>> begin
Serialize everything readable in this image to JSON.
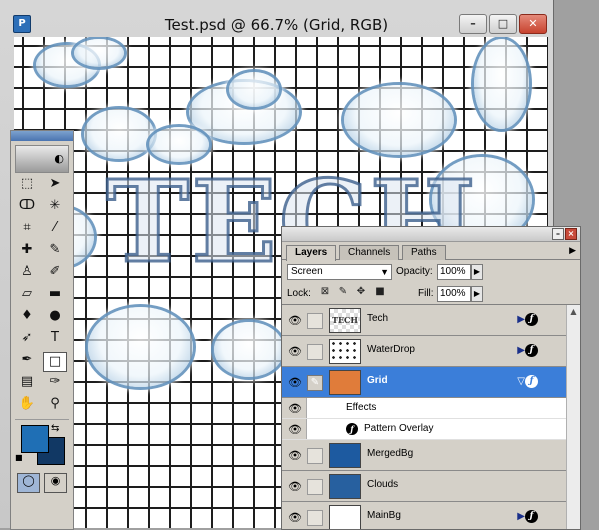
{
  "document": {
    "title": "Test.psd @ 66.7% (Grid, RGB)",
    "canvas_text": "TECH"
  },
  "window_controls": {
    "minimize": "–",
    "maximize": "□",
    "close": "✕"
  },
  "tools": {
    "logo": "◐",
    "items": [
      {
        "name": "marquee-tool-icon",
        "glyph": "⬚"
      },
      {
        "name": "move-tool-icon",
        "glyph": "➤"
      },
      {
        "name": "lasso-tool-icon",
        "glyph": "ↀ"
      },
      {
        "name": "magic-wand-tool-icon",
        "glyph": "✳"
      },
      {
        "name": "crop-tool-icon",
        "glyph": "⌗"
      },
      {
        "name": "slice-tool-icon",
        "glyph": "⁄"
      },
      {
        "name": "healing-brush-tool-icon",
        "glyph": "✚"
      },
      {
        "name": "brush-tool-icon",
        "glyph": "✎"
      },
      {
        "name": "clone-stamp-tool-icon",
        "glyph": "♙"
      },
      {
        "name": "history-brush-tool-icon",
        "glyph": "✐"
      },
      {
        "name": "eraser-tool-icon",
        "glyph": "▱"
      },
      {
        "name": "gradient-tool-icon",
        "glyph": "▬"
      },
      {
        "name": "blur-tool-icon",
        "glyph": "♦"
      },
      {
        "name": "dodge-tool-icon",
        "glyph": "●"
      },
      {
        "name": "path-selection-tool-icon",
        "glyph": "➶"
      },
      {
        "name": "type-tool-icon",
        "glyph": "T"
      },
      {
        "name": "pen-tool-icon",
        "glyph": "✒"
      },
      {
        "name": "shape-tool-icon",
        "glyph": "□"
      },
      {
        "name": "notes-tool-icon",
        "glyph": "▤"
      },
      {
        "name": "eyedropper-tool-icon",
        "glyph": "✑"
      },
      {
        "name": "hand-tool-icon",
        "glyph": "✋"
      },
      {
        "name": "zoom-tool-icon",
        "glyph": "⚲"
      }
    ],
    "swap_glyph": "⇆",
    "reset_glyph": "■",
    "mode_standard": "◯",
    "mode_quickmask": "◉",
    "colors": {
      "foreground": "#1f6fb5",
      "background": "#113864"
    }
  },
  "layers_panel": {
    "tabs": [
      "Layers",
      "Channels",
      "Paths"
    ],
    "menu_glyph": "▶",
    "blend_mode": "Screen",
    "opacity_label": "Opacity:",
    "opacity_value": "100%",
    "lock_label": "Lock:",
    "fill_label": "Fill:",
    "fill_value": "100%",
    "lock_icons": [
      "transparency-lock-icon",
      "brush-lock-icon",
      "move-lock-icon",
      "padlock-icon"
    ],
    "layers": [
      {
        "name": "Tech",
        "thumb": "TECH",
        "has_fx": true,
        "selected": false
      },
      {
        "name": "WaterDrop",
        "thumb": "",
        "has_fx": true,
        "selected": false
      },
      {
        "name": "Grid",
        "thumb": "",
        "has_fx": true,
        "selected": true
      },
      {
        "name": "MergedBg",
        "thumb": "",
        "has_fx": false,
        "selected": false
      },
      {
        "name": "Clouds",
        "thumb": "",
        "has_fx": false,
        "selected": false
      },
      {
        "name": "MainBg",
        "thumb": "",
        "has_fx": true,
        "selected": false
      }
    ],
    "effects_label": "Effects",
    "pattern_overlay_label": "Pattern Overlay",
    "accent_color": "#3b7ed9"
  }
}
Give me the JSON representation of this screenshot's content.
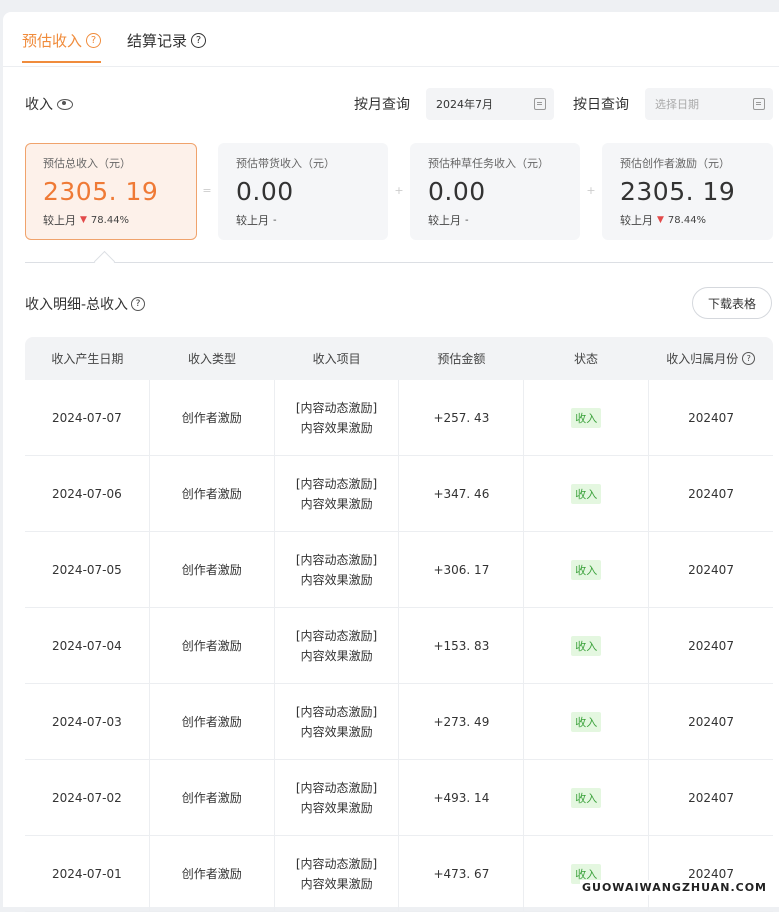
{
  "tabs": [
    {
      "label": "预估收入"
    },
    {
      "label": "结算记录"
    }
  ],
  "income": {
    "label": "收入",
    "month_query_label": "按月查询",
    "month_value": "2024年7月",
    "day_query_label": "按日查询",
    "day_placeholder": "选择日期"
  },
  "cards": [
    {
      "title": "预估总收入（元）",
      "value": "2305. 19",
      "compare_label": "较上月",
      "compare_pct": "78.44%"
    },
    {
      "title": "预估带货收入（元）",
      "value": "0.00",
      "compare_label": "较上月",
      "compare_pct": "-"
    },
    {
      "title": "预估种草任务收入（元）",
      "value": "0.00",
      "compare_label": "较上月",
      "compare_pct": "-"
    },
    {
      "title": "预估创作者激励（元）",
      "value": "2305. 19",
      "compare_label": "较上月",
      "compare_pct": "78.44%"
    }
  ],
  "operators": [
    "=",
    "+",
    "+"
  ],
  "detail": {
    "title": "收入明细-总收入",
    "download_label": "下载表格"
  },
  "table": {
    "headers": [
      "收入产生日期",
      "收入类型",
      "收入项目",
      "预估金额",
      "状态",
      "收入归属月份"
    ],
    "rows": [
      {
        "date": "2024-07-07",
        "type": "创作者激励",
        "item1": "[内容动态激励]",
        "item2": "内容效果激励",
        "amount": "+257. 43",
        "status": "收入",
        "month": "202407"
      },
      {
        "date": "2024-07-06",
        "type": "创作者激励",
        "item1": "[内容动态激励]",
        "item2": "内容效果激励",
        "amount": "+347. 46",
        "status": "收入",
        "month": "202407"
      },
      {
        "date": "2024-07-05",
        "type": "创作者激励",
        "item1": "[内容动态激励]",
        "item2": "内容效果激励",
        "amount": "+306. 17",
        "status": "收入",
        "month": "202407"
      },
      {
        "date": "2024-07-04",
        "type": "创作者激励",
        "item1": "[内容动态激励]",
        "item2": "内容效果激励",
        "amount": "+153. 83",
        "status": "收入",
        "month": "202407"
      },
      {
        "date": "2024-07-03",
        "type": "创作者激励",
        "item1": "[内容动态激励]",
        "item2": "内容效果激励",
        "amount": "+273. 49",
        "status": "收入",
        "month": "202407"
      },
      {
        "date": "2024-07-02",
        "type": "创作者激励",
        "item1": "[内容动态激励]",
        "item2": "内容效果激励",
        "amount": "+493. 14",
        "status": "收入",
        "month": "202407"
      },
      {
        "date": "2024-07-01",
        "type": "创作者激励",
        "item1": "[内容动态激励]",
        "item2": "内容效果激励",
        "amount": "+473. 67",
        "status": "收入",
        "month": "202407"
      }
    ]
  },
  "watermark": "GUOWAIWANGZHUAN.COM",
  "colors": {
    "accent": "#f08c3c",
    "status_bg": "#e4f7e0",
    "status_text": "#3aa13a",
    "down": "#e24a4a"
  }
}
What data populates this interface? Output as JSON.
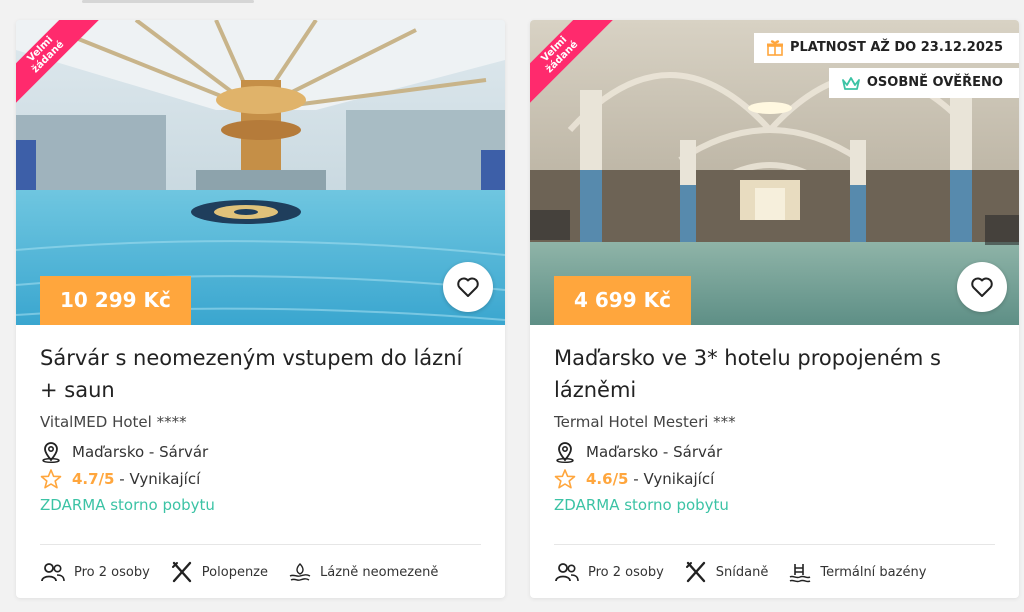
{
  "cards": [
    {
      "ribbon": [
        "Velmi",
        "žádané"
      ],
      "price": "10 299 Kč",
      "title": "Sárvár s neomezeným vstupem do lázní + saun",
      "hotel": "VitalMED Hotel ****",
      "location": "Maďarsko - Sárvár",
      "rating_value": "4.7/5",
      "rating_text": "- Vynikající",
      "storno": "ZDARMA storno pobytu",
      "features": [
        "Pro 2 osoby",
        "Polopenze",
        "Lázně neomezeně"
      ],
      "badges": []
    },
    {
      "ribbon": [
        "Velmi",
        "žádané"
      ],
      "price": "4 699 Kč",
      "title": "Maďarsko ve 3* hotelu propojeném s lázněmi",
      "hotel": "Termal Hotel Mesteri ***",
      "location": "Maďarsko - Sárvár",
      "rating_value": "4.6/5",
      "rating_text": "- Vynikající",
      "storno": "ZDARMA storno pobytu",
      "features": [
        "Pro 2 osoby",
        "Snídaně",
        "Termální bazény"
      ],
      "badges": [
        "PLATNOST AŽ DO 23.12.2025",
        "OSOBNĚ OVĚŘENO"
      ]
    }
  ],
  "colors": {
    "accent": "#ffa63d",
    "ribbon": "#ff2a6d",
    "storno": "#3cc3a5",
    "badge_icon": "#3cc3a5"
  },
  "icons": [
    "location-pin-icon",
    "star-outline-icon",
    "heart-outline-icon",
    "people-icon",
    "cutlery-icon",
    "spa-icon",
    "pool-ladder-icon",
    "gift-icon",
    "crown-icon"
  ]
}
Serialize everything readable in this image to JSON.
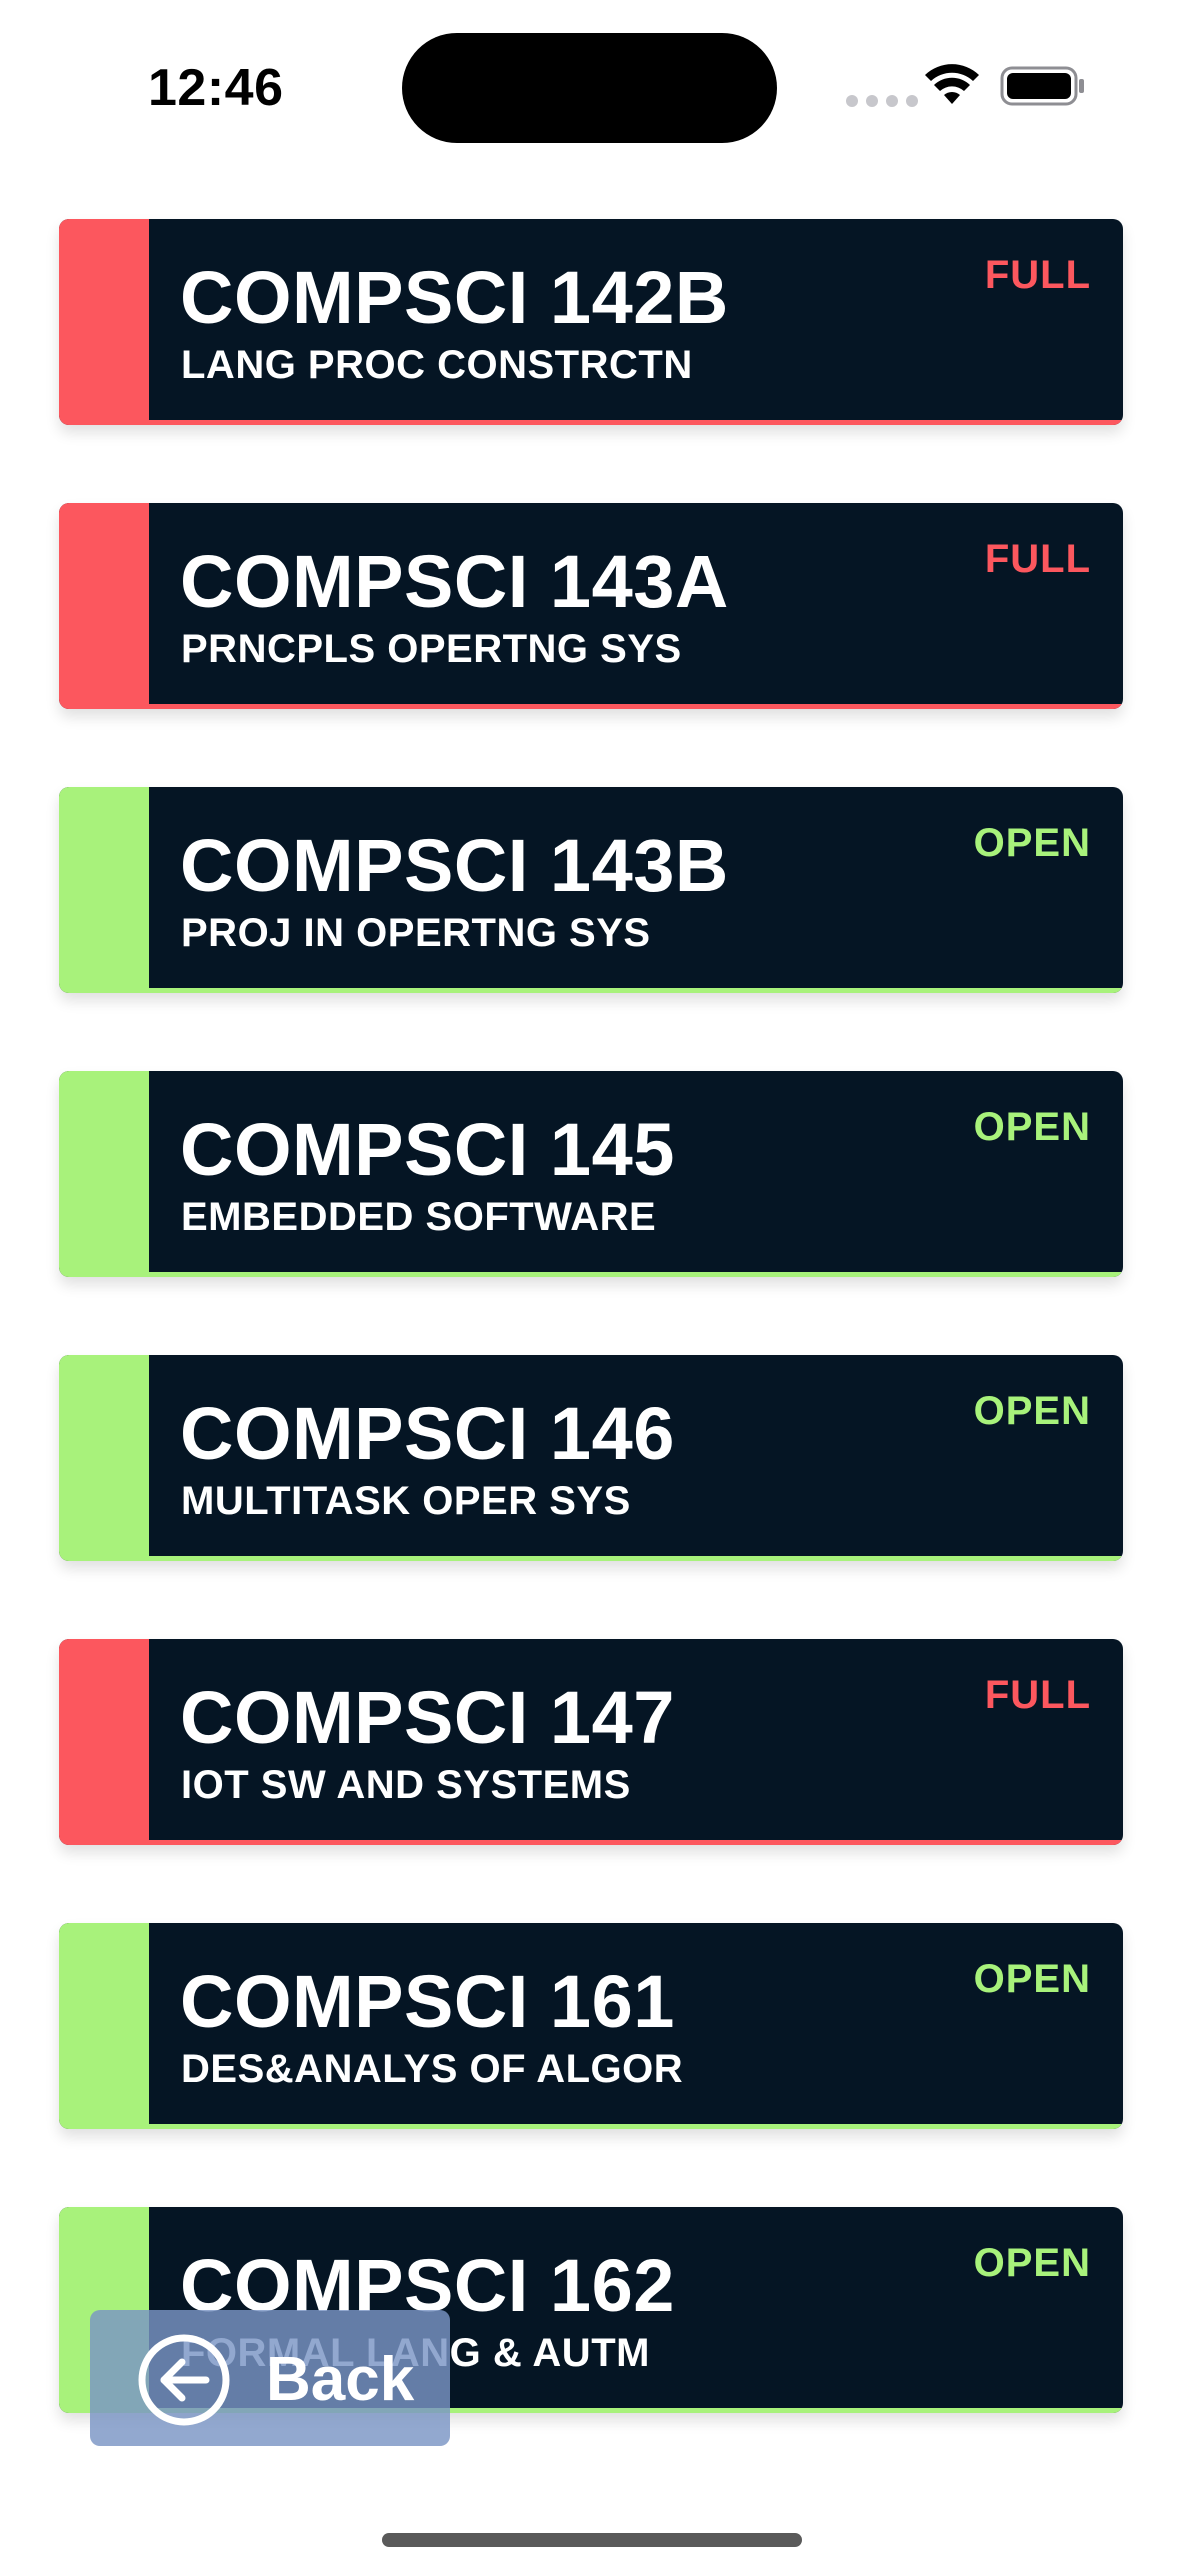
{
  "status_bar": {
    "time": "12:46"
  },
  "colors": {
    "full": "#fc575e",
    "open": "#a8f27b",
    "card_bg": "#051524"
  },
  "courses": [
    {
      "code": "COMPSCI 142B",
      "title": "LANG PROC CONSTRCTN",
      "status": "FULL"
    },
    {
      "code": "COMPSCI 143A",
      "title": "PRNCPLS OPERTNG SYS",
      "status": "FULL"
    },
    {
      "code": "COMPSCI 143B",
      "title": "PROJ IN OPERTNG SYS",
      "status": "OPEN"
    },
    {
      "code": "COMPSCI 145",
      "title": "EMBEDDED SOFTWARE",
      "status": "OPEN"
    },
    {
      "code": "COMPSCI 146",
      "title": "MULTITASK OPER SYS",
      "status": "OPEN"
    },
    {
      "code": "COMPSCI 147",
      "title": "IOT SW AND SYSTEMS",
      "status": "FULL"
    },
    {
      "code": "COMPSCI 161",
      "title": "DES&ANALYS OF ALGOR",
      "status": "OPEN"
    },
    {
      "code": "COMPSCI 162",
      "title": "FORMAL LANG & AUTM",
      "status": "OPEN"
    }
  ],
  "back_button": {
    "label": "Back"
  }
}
>> end
_STATED PROBLEM:_ How many lines in the listing above contain "OPERTNG"? Answer with the number alone.

_FINAL RESULT:_ 2